To do:
Gather every line in the records below that contains the word "care".

Task data:
=-=-=
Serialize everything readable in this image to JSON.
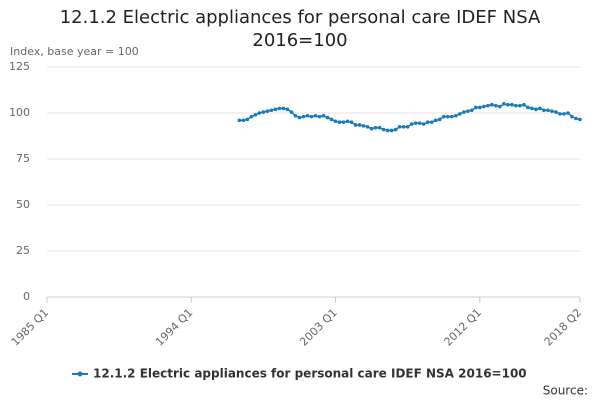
{
  "chart_data": {
    "type": "line",
    "title": "12.1.2 Electric appliances for personal care IDEF NSA 2016=100",
    "y_label": "Index, base year = 100",
    "source": "Source:",
    "categories": [
      "1985 Q1",
      null,
      null,
      null,
      null,
      null,
      null,
      null,
      null,
      null,
      null,
      null,
      null,
      null,
      null,
      null,
      null,
      null,
      null,
      null,
      null,
      null,
      null,
      null,
      null,
      null,
      null,
      null,
      null,
      null,
      null,
      null,
      null,
      null,
      null,
      null,
      "1994 Q1",
      null,
      null,
      null,
      null,
      null,
      null,
      null,
      null,
      null,
      null,
      null,
      null,
      null,
      null,
      null,
      null,
      null,
      null,
      null,
      null,
      null,
      null,
      null,
      null,
      null,
      null,
      null,
      null,
      null,
      null,
      null,
      null,
      null,
      null,
      null,
      "2003 Q1",
      null,
      null,
      null,
      null,
      null,
      null,
      null,
      null,
      null,
      null,
      null,
      null,
      null,
      null,
      null,
      null,
      null,
      null,
      null,
      null,
      null,
      null,
      null,
      null,
      null,
      null,
      null,
      null,
      null,
      null,
      null,
      null,
      null,
      null,
      null,
      "2012 Q1",
      null,
      null,
      null,
      null,
      null,
      null,
      null,
      null,
      null,
      null,
      null,
      null,
      null,
      null,
      null,
      null,
      null,
      null,
      null,
      null,
      null,
      null,
      null,
      null,
      "2018 Q2"
    ],
    "series": [
      {
        "name": "12.1.2 Electric appliances for personal care IDEF NSA 2016=100",
        "color": "#1a7ab8",
        "values": [
          null,
          null,
          null,
          null,
          null,
          null,
          null,
          null,
          null,
          null,
          null,
          null,
          null,
          null,
          null,
          null,
          null,
          null,
          null,
          null,
          null,
          null,
          null,
          null,
          null,
          null,
          null,
          null,
          null,
          null,
          null,
          null,
          null,
          null,
          null,
          null,
          null,
          null,
          null,
          null,
          null,
          null,
          null,
          null,
          null,
          null,
          null,
          null,
          96,
          96,
          96.5,
          98,
          99,
          100,
          100.5,
          101,
          101.5,
          102,
          102.5,
          102.5,
          102,
          100.5,
          98.5,
          97.5,
          98,
          98.5,
          98,
          98.5,
          98,
          98.5,
          97.5,
          96.5,
          95.5,
          95,
          95,
          95.5,
          95,
          93.5,
          93.5,
          93,
          92.5,
          91.5,
          92,
          92,
          91,
          90.5,
          90.5,
          91,
          92.5,
          92.5,
          92.5,
          94,
          94.5,
          94.5,
          94,
          95,
          95,
          96,
          96.5,
          98,
          98,
          98,
          98.5,
          99.5,
          100.5,
          101,
          101.5,
          103,
          103,
          103.5,
          104,
          104.5,
          104,
          103.5,
          105,
          104.5,
          104.5,
          104,
          104,
          104.5,
          103,
          102.5,
          102,
          102.5,
          101.5,
          101.5,
          101,
          100.5,
          99.5,
          99.5,
          100,
          98,
          97,
          96.5
        ]
      }
    ],
    "ylim": [
      0,
      125
    ],
    "yticks": [
      0,
      25,
      50,
      75,
      100,
      125
    ],
    "grid": true
  }
}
=-=-=
Problem solution:
    "title": "12.1.2 Electric appliances for personal care IDEF NSA 2016=100",
        "name": "12.1.2 Electric appliances for personal care IDEF NSA 2016=100",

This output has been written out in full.